WHAT NEEDS TO BE DONE
Repeat all the material exactly; pictures stay out of your copy.

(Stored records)
______________________________

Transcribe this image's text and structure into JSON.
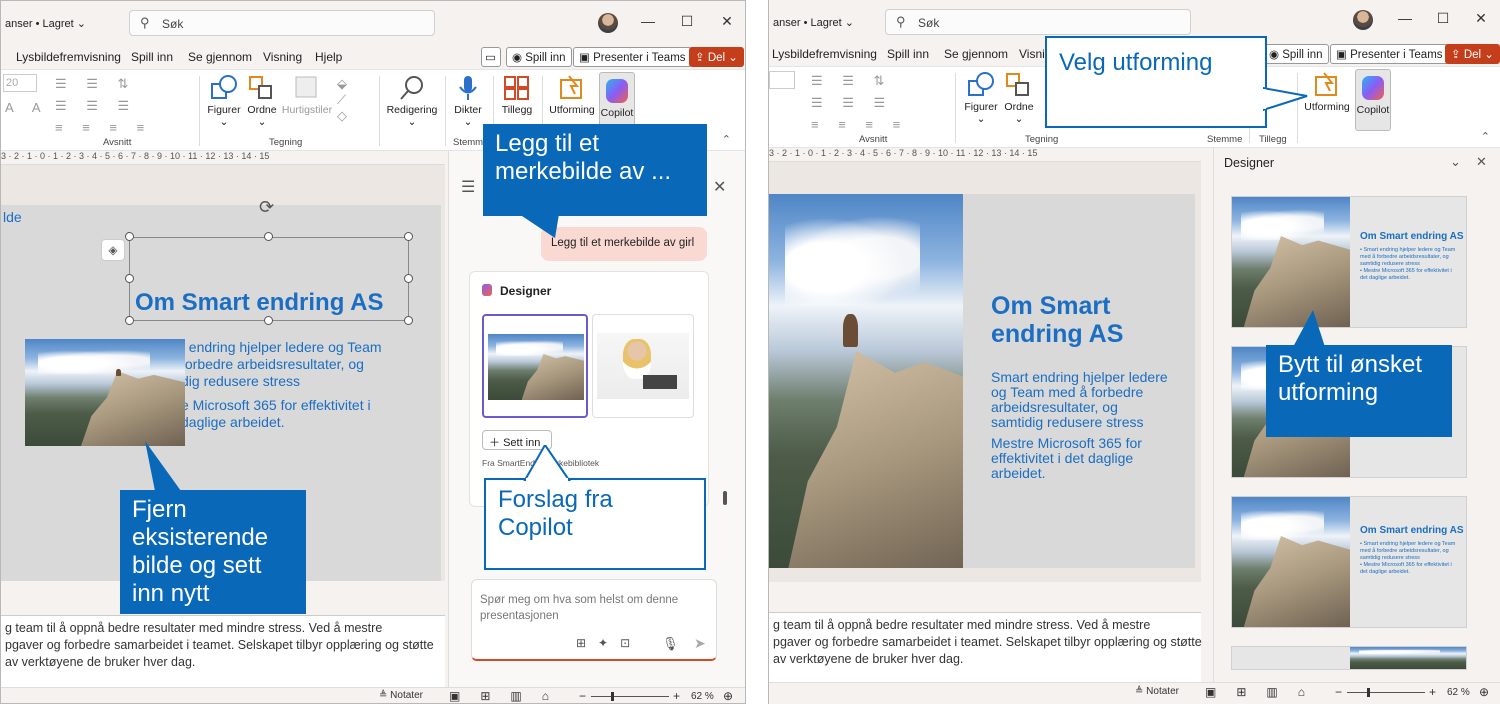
{
  "left": {
    "titlebar": {
      "title": "anser • Lagret ⌄",
      "search_placeholder": "Søk"
    },
    "menu": [
      "Lysbildefremvisning",
      "Spill inn",
      "Se gjennom",
      "Visning",
      "Hjelp"
    ],
    "buttons": {
      "record": "Spill inn",
      "present": "Presenter i Teams",
      "share": "Del"
    },
    "ribbon": {
      "font_size": "20",
      "groups": [
        {
          "label": "Avsnitt"
        },
        {
          "label": "Tegning"
        },
        {
          "label": "Stemme"
        }
      ],
      "tools": [
        "Figurer",
        "Ordne",
        "Hurtigstiler",
        "Redigering",
        "Dikter",
        "Tillegg",
        "Utforming",
        "Copilot"
      ]
    },
    "ruler": "3 · 2 · 1 · 0 · 1 · 2 · 3 · 4 · 5 · 6 · 7 · 8 · 9 · 10 · 11 · 12 · 13 · 14 · 15",
    "slide": {
      "link_text": "lde",
      "title": "Om Smart endring AS",
      "body1": "t endring hjelper ledere og Team\nforbedre arbeidsresultater, og\ndig redusere stress",
      "body2": "e Microsoft 365 for effektivitet i\ndaglige arbeidet."
    },
    "notes": "g team til å oppnå bedre resultater med mindre stress. Ved å mestre\npgaver og forbedre samarbeidet i teamet. Selskapet tilbyr opplæring og støtte\nav verktøyene de bruker hver dag.",
    "copilot": {
      "user_prompt": "Legg til et merkebilde av girl",
      "designer_label": "Designer",
      "insert_button": "Sett inn",
      "from_library": "Fra SmartEnd... merkebibliotek",
      "input_placeholder": "Spør meg om hva som helst om denne presentasjonen"
    },
    "status": {
      "notes": "Notater",
      "zoom": "62 %"
    },
    "callouts": {
      "top": "Legg til et merkebilde av ...",
      "bottom_left": "Fjern eksisterende bilde og sett inn nytt",
      "bottom_right": "Forslag fra Copilot"
    }
  },
  "right": {
    "titlebar": {
      "title": "anser • Lagret ⌄",
      "search_placeholder": "Søk"
    },
    "menu": [
      "Lysbildefremvisning",
      "Spill inn",
      "Se gjennom",
      "Visni"
    ],
    "buttons": {
      "record": "Spill inn",
      "present": "Presenter i Teams",
      "share": "Del"
    },
    "ribbon": {
      "groups": [
        {
          "label": "Avsnitt"
        },
        {
          "label": "Tegning"
        },
        {
          "label": "Stemme"
        },
        {
          "label": "Tillegg"
        }
      ],
      "tools": [
        "Figurer",
        "Ordne",
        "Utforming",
        "Copilot"
      ]
    },
    "ruler": "3 · 2 · 1 · 0 · 1 · 2 · 3 · 4 · 5 · 6 · 7 · 8 · 9 · 10 · 11 · 12 · 13 · 14 · 15",
    "slide": {
      "title": "Om Smart\nendring AS",
      "body1": "Smart endring hjelper ledere\nog Team med å forbedre\narbeidsresultater, og\nsamtidig redusere stress",
      "body2": "Mestre Microsoft 365 for\neffektivitet i det daglige\narbeidet."
    },
    "notes": "g team til å oppnå bedre resultater med mindre stress. Ved å mestre\npgaver og forbedre samarbeidet i teamet. Selskapet tilbyr opplæring og støtte\nav verktøyene de bruker hver dag.",
    "designer": {
      "title": "Designer",
      "thumb_title": "Om Smart endring AS",
      "thumb_body": "• Smart endring hjelper ledere og Team med å forbedre arbeidsresultater, og samtidig redusere stress\n• Mestre Microsoft 365 for effektivitet i det daglige arbeidet."
    },
    "status": {
      "notes": "Notater",
      "zoom": "62 %"
    },
    "callouts": {
      "top": "Velg utforming",
      "middle": "Bytt til ønsket utforming"
    }
  }
}
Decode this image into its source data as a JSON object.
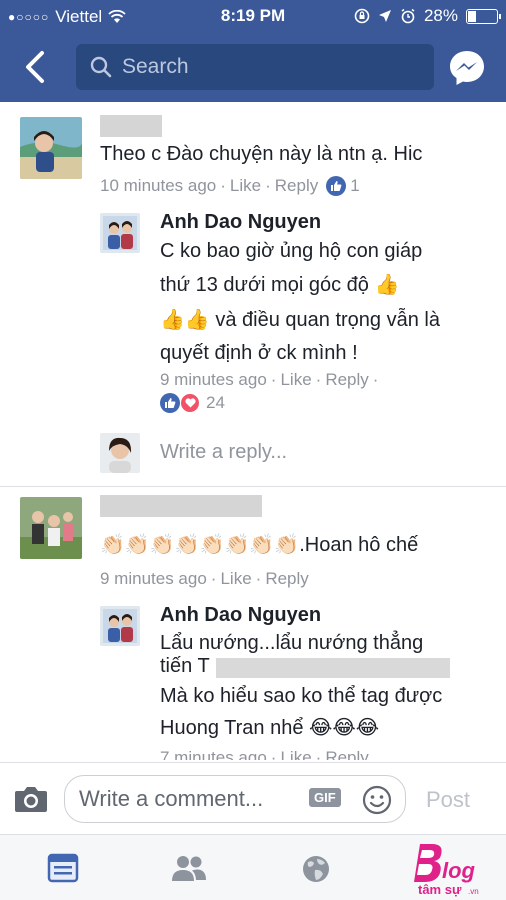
{
  "status_bar": {
    "carrier": "Viettel",
    "time": "8:19 PM",
    "battery": "28%",
    "battery_level": 0.28
  },
  "nav": {
    "search_placeholder": "Search"
  },
  "comments": [
    {
      "text": "Theo c Đào chuyện này là ntn ạ. Hic",
      "time": "10 minutes ago",
      "like": "Like",
      "reply": "Reply",
      "reactions": "1",
      "replies": [
        {
          "name": "Anh Dao Nguyen",
          "lines": [
            "C ko bao giờ ủng hộ con giáp",
            "thứ 13 dưới mọi góc độ 👍",
            "👍👍 và điều quan trọng vẫn là",
            "quyết định ở ck mình !"
          ],
          "time": "9 minutes ago",
          "like": "Like",
          "reply": "Reply",
          "reactions": "24"
        }
      ],
      "write_reply": "Write a reply..."
    },
    {
      "text": "👏🏻👏🏻👏🏻👏🏻👏🏻👏🏻👏🏻👏🏻.Hoan hô chế",
      "time": "9 minutes ago",
      "like": "Like",
      "reply": "Reply",
      "replies": [
        {
          "name": "Anh Dao Nguyen",
          "lines": [
            "Lẩu nướng...lẩu nướng thẳng",
            "tiến T",
            "Mà ko hiểu sao ko thể tag được",
            "Huong Tran nhể 😂😂😂"
          ],
          "time": "7 minutes ago",
          "like": "Like",
          "reply": "Reply"
        }
      ]
    }
  ],
  "composer": {
    "placeholder": "Write a comment...",
    "gif_label": "GIF",
    "post_label": "Post"
  },
  "colors": {
    "brand": "#3b5998",
    "search_bg": "#29487d",
    "meta_gray": "#90949c",
    "like_blue": "#4267b2",
    "heart_red": "#f25268"
  },
  "icons": [
    "back-chevron-icon",
    "search-icon",
    "messenger-icon",
    "camera-icon",
    "smiley-icon",
    "news-feed-icon",
    "friends-icon",
    "globe-icon"
  ]
}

______________________________

ANSWER TO THE EXERCISE
Transcribe this image's text and structure into JSON.
{
  "left": {
    "titlebar": {
      "title": "anser • Lagret ⌄",
      "search_placeholder": "Søk"
    },
    "menu": [
      "Lysbildefremvisning",
      "Spill inn",
      "Se gjennom",
      "Visning",
      "Hjelp"
    ],
    "buttons": {
      "record": "Spill inn",
      "present": "Presenter i Teams",
      "share": "Del"
    },
    "ribbon": {
      "font_size": "20",
      "groups": [
        {
          "label": "Avsnitt"
        },
        {
          "label": "Tegning"
        },
        {
          "label": "Stemme"
        }
      ],
      "tools": [
        "Figurer",
        "Ordne",
        "Hurtigstiler",
        "Redigering",
        "Dikter",
        "Tillegg",
        "Utforming",
        "Copilot"
      ]
    },
    "ruler": "3 · 2 · 1 · 0 · 1 · 2 · 3 · 4 · 5 · 6 · 7 · 8 · 9 · 10 · 11 · 12 · 13 · 14 · 15",
    "slide": {
      "link_text": "lde",
      "title": "Om Smart endring AS",
      "body1": "t endring hjelper ledere og Team\nforbedre arbeidsresultater, og\ndig redusere stress",
      "body2": "e Microsoft 365 for effektivitet i\ndaglige arbeidet."
    },
    "notes": "g team til å oppnå bedre resultater med mindre stress. Ved å mestre\npgaver og forbedre samarbeidet i teamet. Selskapet tilbyr opplæring og støtte\nav verktøyene de bruker hver dag.",
    "copilot": {
      "user_prompt": "Legg til et merkebilde av girl",
      "designer_label": "Designer",
      "insert_button": "Sett inn",
      "from_library": "Fra SmartEnd... merkebibliotek",
      "input_placeholder": "Spør meg om hva som helst om denne presentasjonen"
    },
    "status": {
      "notes": "Notater",
      "zoom": "62 %"
    },
    "callouts": {
      "top": "Legg til et merkebilde av ...",
      "bottom_left": "Fjern eksisterende bilde og sett inn nytt",
      "bottom_right": "Forslag fra Copilot"
    }
  },
  "right": {
    "titlebar": {
      "title": "anser • Lagret ⌄",
      "search_placeholder": "Søk"
    },
    "menu": [
      "Lysbildefremvisning",
      "Spill inn",
      "Se gjennom",
      "Visni"
    ],
    "buttons": {
      "record": "Spill inn",
      "present": "Presenter i Teams",
      "share": "Del"
    },
    "ribbon": {
      "groups": [
        {
          "label": "Avsnitt"
        },
        {
          "label": "Tegning"
        },
        {
          "label": "Stemme"
        },
        {
          "label": "Tillegg"
        }
      ],
      "tools": [
        "Figurer",
        "Ordne",
        "Utforming",
        "Copilot"
      ]
    },
    "ruler": "3 · 2 · 1 · 0 · 1 · 2 · 3 · 4 · 5 · 6 · 7 · 8 · 9 · 10 · 11 · 12 · 13 · 14 · 15",
    "slide": {
      "title": "Om Smart\nendring AS",
      "body1": "Smart endring hjelper ledere\nog Team med å forbedre\narbeidsresultater, og\nsamtidig redusere stress",
      "body2": "Mestre Microsoft 365 for\neffektivitet i det daglige\narbeidet."
    },
    "notes": "g team til å oppnå bedre resultater med mindre stress. Ved å mestre\npgaver og forbedre samarbeidet i teamet. Selskapet tilbyr opplæring og støtte\nav verktøyene de bruker hver dag.",
    "designer": {
      "title": "Designer",
      "thumb_title": "Om Smart endring AS",
      "thumb_body": "• Smart endring hjelper ledere og Team med å forbedre arbeidsresultater, og samtidig redusere stress\n• Mestre Microsoft 365 for effektivitet i det daglige arbeidet."
    },
    "status": {
      "notes": "Notater",
      "zoom": "62 %"
    },
    "callouts": {
      "top": "Velg utforming",
      "middle": "Bytt til ønsket utforming"
    }
  }
}
Decode this image into its source data as a JSON object.
{
  "status_bar": {
    "carrier": "Viettel",
    "time": "8:19 PM",
    "battery": "28%",
    "battery_level": 0.28
  },
  "nav": {
    "search_placeholder": "Search"
  },
  "comments": [
    {
      "text": "Theo c Đào chuyện này là ntn ạ. Hic",
      "time": "10 minutes ago",
      "like": "Like",
      "reply": "Reply",
      "reactions": "1",
      "replies": [
        {
          "name": "Anh Dao Nguyen",
          "lines": [
            "C ko bao giờ ủng hộ con giáp",
            "thứ 13 dưới mọi góc độ 👍",
            "👍👍 và điều quan trọng vẫn là",
            "quyết định ở ck mình !"
          ],
          "time": "9 minutes ago",
          "like": "Like",
          "reply": "Reply",
          "reactions": "24"
        }
      ],
      "write_reply": "Write a reply..."
    },
    {
      "text": "👏🏻👏🏻👏🏻👏🏻👏🏻👏🏻👏🏻👏🏻.Hoan hô chế",
      "time": "9 minutes ago",
      "like": "Like",
      "reply": "Reply",
      "replies": [
        {
          "name": "Anh Dao Nguyen",
          "lines": [
            "Lẩu nướng...lẩu nướng thẳng",
            "tiến T",
            "Mà ko hiểu sao ko thể tag được",
            "Huong Tran nhể 😂😂😂"
          ],
          "time": "7 minutes ago",
          "like": "Like",
          "reply": "Reply"
        }
      ]
    }
  ],
  "composer": {
    "placeholder": "Write a comment...",
    "gif_label": "GIF",
    "post_label": "Post"
  },
  "colors": {
    "brand": "#3b5998",
    "search_bg": "#29487d",
    "meta_gray": "#90949c",
    "like_blue": "#4267b2",
    "heart_red": "#f25268"
  },
  "icons": [
    "back-chevron-icon",
    "search-icon",
    "messenger-icon",
    "camera-icon",
    "smiley-icon",
    "news-feed-icon",
    "friends-icon",
    "globe-icon"
  ]
}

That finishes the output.